- **MATERIAL FOR THIS EXERCISE**:
################

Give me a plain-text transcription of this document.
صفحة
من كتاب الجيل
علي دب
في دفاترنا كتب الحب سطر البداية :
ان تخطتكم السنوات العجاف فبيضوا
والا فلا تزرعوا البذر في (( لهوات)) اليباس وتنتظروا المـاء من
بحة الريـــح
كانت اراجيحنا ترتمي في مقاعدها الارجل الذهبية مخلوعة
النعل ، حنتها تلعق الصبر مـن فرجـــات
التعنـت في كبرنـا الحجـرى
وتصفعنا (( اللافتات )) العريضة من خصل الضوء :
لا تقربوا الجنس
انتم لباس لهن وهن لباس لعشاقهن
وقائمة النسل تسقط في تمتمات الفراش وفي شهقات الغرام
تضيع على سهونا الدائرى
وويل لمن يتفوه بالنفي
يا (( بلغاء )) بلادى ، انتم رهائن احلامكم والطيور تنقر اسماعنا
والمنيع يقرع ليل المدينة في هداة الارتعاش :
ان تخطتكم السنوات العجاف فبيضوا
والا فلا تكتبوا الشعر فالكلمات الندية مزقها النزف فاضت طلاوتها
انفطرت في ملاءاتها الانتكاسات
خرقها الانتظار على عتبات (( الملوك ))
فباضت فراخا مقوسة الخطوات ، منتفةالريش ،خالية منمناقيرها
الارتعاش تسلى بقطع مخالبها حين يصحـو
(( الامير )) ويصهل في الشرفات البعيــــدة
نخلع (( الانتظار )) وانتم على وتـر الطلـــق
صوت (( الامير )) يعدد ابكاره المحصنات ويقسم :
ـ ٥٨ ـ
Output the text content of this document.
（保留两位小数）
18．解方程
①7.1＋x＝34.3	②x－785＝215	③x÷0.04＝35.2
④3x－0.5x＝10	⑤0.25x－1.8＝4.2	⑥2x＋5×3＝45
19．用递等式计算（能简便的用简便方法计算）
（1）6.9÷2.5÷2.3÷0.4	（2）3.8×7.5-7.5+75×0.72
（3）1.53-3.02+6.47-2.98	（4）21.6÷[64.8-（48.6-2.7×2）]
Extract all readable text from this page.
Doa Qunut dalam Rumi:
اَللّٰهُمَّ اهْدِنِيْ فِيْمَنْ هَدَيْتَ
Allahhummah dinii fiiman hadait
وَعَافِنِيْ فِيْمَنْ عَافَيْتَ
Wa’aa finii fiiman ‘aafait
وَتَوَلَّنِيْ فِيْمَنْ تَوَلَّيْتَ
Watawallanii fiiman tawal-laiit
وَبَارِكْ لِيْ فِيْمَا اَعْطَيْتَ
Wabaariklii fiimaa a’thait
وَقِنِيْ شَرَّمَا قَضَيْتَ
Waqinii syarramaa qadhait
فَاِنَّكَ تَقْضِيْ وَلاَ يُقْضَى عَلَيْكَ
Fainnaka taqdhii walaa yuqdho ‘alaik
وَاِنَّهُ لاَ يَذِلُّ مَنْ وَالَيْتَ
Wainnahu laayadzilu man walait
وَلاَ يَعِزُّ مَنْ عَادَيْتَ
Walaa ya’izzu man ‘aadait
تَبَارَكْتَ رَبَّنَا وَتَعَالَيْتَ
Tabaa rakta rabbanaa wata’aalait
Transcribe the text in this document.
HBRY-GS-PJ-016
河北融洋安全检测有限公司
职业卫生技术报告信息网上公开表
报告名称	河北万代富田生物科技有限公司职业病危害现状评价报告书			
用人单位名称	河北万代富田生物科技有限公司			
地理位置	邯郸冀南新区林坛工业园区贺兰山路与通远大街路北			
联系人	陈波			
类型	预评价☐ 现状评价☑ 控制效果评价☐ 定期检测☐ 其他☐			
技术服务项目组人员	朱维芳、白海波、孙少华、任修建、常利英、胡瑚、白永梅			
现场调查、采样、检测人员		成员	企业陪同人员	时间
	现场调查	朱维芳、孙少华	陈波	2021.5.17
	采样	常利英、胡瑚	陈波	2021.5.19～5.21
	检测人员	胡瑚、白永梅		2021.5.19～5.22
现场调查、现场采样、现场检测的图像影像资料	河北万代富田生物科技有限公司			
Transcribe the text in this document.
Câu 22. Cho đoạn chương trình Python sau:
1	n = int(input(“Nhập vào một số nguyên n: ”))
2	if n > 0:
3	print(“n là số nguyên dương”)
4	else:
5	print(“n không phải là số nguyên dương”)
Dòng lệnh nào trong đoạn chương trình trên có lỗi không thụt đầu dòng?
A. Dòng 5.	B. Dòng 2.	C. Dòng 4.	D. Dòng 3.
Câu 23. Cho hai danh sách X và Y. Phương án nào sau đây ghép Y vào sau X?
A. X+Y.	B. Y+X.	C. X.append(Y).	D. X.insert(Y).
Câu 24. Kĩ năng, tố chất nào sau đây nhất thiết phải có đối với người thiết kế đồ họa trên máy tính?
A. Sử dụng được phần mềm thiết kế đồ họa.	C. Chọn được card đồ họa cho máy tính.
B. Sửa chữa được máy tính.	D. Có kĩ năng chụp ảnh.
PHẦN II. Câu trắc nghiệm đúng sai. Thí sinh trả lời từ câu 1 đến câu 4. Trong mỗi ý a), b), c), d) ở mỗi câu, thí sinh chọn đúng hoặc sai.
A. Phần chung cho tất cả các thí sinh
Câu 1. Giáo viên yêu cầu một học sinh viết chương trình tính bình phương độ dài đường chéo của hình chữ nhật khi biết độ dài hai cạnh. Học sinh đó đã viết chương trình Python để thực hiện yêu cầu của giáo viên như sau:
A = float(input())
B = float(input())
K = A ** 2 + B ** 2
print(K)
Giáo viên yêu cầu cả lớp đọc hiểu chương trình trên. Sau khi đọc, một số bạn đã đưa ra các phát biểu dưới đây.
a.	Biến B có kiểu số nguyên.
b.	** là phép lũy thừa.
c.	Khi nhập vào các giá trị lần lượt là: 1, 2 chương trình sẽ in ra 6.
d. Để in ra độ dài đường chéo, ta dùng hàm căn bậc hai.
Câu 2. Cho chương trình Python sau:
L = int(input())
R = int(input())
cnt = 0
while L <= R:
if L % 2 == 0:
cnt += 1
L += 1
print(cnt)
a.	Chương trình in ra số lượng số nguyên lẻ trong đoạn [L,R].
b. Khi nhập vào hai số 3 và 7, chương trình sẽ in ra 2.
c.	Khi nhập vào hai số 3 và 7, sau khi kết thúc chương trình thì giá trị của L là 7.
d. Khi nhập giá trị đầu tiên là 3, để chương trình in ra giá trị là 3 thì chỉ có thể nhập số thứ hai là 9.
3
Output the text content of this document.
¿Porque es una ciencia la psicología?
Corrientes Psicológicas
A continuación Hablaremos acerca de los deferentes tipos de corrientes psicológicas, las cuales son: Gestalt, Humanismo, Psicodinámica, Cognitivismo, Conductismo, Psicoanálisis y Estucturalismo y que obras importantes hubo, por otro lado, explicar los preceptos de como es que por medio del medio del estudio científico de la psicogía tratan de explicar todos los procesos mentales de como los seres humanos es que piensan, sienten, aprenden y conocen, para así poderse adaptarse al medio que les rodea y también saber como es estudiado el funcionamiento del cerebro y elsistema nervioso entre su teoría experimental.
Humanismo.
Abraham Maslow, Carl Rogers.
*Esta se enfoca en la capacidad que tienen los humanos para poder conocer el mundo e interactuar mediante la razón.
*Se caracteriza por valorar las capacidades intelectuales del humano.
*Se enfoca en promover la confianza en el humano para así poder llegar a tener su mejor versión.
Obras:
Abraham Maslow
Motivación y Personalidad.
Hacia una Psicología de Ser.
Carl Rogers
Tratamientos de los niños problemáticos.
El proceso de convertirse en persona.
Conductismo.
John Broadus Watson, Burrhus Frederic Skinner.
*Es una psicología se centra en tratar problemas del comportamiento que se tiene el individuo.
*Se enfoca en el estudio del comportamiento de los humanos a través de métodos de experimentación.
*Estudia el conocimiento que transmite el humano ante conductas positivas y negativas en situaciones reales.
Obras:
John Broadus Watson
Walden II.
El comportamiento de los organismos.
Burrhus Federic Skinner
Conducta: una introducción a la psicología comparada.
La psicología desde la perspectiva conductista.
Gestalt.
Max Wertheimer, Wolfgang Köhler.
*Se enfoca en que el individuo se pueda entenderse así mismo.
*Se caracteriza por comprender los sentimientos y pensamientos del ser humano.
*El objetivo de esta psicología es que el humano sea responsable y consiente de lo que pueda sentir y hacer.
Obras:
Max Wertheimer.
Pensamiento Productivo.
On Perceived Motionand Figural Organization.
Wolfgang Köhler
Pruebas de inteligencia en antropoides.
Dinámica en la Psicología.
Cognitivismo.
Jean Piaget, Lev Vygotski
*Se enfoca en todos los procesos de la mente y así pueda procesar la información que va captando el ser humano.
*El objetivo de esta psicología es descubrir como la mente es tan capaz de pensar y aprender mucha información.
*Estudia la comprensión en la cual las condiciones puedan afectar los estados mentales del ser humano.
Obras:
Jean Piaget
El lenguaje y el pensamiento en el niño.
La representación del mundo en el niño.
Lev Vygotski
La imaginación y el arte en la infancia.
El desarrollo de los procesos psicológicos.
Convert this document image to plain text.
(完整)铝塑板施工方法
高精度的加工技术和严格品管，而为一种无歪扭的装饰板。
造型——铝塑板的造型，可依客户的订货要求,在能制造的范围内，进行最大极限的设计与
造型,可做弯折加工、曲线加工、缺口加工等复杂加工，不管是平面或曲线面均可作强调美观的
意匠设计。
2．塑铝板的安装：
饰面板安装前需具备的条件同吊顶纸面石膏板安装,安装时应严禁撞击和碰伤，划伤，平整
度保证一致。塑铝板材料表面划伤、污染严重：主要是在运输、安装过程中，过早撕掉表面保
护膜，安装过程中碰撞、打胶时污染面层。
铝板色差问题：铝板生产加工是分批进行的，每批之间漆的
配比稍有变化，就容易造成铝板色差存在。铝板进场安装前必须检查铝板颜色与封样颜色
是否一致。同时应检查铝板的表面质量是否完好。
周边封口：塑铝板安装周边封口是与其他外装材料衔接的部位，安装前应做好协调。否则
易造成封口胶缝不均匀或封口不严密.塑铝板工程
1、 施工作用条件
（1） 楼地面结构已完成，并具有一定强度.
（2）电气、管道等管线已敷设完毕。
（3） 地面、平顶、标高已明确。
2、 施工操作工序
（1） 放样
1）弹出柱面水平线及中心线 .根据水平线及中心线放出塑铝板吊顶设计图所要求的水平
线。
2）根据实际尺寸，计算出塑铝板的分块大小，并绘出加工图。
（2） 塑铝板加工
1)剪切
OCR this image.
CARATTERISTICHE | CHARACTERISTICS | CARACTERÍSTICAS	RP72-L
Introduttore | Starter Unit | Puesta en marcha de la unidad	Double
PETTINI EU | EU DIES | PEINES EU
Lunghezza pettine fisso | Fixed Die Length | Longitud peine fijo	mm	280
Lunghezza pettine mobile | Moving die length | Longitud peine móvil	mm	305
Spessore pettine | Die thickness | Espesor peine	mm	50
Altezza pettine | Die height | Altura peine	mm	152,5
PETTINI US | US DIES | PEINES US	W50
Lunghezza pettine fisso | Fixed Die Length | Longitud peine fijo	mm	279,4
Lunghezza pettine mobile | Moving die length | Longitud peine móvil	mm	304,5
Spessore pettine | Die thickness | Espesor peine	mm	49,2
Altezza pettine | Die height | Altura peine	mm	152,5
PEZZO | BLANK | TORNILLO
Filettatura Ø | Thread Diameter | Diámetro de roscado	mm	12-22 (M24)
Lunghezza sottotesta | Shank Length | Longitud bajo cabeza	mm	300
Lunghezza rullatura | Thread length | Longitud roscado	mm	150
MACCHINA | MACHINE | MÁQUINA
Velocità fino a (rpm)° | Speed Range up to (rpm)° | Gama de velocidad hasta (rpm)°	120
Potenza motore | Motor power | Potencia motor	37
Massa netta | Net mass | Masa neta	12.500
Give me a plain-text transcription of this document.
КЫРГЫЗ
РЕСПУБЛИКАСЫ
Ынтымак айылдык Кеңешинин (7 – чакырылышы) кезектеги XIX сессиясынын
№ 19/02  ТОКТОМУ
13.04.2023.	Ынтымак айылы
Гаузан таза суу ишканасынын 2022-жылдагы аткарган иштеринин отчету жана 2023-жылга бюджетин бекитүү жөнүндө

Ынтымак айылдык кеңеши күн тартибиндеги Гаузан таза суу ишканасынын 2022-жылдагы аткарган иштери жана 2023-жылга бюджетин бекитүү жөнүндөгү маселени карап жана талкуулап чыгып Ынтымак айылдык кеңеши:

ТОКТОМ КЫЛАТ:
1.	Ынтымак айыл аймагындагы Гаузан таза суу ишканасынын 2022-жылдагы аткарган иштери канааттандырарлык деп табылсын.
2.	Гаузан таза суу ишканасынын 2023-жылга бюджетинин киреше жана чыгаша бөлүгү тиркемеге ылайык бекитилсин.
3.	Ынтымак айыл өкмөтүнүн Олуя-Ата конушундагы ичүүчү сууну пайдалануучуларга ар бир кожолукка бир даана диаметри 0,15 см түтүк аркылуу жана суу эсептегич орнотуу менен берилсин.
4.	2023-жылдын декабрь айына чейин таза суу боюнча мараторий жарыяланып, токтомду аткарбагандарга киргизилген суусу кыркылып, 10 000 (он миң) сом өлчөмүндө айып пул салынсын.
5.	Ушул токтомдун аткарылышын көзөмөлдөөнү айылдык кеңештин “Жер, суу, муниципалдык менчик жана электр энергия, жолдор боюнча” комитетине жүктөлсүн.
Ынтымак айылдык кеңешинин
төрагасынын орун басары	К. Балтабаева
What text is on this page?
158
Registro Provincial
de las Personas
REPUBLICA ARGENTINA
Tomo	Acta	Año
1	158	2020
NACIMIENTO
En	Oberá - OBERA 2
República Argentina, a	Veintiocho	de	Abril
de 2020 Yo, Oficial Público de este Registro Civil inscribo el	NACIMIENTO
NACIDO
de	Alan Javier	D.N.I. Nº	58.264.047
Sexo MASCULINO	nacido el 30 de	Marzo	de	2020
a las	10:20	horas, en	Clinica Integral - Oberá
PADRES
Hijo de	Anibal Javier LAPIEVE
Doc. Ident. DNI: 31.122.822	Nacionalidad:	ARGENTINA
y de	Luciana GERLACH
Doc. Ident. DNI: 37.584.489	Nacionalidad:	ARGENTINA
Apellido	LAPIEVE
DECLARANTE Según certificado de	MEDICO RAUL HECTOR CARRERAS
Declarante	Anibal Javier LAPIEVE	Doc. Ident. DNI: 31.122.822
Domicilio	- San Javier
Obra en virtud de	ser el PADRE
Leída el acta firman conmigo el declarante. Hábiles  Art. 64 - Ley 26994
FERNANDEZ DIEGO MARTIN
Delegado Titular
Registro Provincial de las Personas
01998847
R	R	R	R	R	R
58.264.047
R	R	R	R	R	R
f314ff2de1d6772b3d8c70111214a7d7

################

- **EXERCISE DIRECTIONS**: Look through the entries and find each line that has the string "NACIMIENTO". Copy those lines.

- **OUTPUT BELOW**:
NACIMIENTO
de 2020 Yo, Oficial Público de este Registro Civil inscribo el	NACIMIENTO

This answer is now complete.